┌──

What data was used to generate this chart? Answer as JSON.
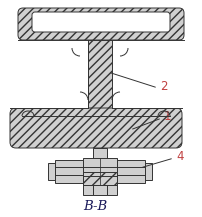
{
  "title": "B-B",
  "bg_color": "#ffffff",
  "line_color": "#333333",
  "fill_color": "#d0d0d0",
  "label_color": "#c04040",
  "font_size": 8.5,
  "hatch": "////",
  "lw": 0.7
}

└──

Write out every entry again word for word, without any of the pictures.

Correct answer |
What data was used to generate this chart? Answer as JSON.
{
  "title": "B-B",
  "bg_color": "#ffffff",
  "line_color": "#333333",
  "fill_color": "#d0d0d0",
  "label_color": "#c04040",
  "font_size": 8.5,
  "hatch": "////",
  "lw": 0.7
}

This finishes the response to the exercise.